* begin Records shown *
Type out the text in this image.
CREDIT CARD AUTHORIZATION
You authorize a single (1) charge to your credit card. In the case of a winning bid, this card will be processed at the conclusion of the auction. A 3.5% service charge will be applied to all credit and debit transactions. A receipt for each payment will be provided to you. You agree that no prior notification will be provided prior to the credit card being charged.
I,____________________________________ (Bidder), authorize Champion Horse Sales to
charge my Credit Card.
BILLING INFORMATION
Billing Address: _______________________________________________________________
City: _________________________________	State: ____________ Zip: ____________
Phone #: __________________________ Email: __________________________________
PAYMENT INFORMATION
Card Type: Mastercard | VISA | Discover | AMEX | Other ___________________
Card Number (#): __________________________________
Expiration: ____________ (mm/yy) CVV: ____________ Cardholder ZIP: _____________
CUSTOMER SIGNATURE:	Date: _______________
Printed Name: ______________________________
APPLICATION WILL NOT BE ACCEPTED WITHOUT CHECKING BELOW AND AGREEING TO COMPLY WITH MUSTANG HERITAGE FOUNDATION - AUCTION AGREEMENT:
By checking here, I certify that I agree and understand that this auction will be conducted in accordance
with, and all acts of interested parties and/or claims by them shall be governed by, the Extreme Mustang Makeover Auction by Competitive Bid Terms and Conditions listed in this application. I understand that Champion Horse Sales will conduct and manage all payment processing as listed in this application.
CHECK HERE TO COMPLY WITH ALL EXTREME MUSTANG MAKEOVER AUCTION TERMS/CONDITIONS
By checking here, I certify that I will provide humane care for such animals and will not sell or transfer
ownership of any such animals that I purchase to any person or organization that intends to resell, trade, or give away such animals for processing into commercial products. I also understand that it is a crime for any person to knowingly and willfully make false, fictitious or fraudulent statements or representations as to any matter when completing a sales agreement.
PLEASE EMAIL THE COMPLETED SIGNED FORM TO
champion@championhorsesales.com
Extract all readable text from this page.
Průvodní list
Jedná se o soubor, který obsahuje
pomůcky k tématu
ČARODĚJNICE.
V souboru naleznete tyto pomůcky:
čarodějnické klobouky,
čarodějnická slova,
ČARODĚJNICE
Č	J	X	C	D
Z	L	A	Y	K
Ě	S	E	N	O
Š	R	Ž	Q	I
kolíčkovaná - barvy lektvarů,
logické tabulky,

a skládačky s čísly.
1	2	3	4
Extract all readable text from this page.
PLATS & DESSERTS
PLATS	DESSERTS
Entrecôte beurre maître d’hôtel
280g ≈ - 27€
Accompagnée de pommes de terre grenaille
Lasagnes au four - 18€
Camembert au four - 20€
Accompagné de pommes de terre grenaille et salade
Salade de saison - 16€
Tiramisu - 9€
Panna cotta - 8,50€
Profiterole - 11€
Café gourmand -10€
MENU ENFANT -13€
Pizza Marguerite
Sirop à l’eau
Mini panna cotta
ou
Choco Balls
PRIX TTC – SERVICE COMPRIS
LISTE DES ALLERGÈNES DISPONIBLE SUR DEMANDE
* end Records shown *
■ What needs to be done
Repeat the records exactly, including every line.

■ Answer to this exercise
Type out the text in this image.
CREDIT CARD AUTHORIZATION
You authorize a single (1) charge to your credit card. In the case of a winning bid, this card will be processed at the conclusion of the auction. A 3.5% service charge will be applied to all credit and debit transactions. A receipt for each payment will be provided to you. You agree that no prior notification will be provided prior to the credit card being charged.
I,____________________________________ (Bidder), authorize Champion Horse Sales to
charge my Credit Card.
BILLING INFORMATION
Billing Address: _______________________________________________________________
City: _________________________________	State: ____________ Zip: ____________
Phone #: __________________________ Email: __________________________________
PAYMENT INFORMATION
Card Type: Mastercard | VISA | Discover | AMEX | Other ___________________
Card Number (#): __________________________________
Expiration: ____________ (mm/yy) CVV: ____________ Cardholder ZIP: _____________
CUSTOMER SIGNATURE:	Date: _______________
Printed Name: ______________________________
APPLICATION WILL NOT BE ACCEPTED WITHOUT CHECKING BELOW AND AGREEING TO COMPLY WITH MUSTANG HERITAGE FOUNDATION - AUCTION AGREEMENT:
By checking here, I certify that I agree and understand that this auction will be conducted in accordance
with, and all acts of interested parties and/or claims by them shall be governed by, the Extreme Mustang Makeover Auction by Competitive Bid Terms and Conditions listed in this application. I understand that Champion Horse Sales will conduct and manage all payment processing as listed in this application.
CHECK HERE TO COMPLY WITH ALL EXTREME MUSTANG MAKEOVER AUCTION TERMS/CONDITIONS
By checking here, I certify that I will provide humane care for such animals and will not sell or transfer
ownership of any such animals that I purchase to any person or organization that intends to resell, trade, or give away such animals for processing into commercial products. I also understand that it is a crime for any person to knowingly and willfully make false, fictitious or fraudulent statements or representations as to any matter when completing a sales agreement.
PLEASE EMAIL THE COMPLETED SIGNED FORM TO
champion@championhorsesales.com
Extract all readable text from this page.
Průvodní list
Jedná se o soubor, který obsahuje
pomůcky k tématu
ČARODĚJNICE.
V souboru naleznete tyto pomůcky:
čarodějnické klobouky,
čarodějnická slova,
ČARODĚJNICE
Č	J	X	C	D
Z	L	A	Y	K
Ě	S	E	N	O
Š	R	Ž	Q	I
kolíčkovaná - barvy lektvarů,
logické tabulky,

a skládačky s čísly.
1	2	3	4
Extract all readable text from this page.
PLATS & DESSERTS
PLATS	DESSERTS
Entrecôte beurre maître d’hôtel
280g ≈ - 27€
Accompagnée de pommes de terre grenaille
Lasagnes au four - 18€
Camembert au four - 20€
Accompagné de pommes de terre grenaille et salade
Salade de saison - 16€
Tiramisu - 9€
Panna cotta - 8,50€
Profiterole - 11€
Café gourmand -10€
MENU ENFANT -13€
Pizza Marguerite
Sirop à l’eau
Mini panna cotta
ou
Choco Balls
PRIX TTC – SERVICE COMPRIS
LISTE DES ALLERGÈNES DISPONIBLE SUR DEMANDE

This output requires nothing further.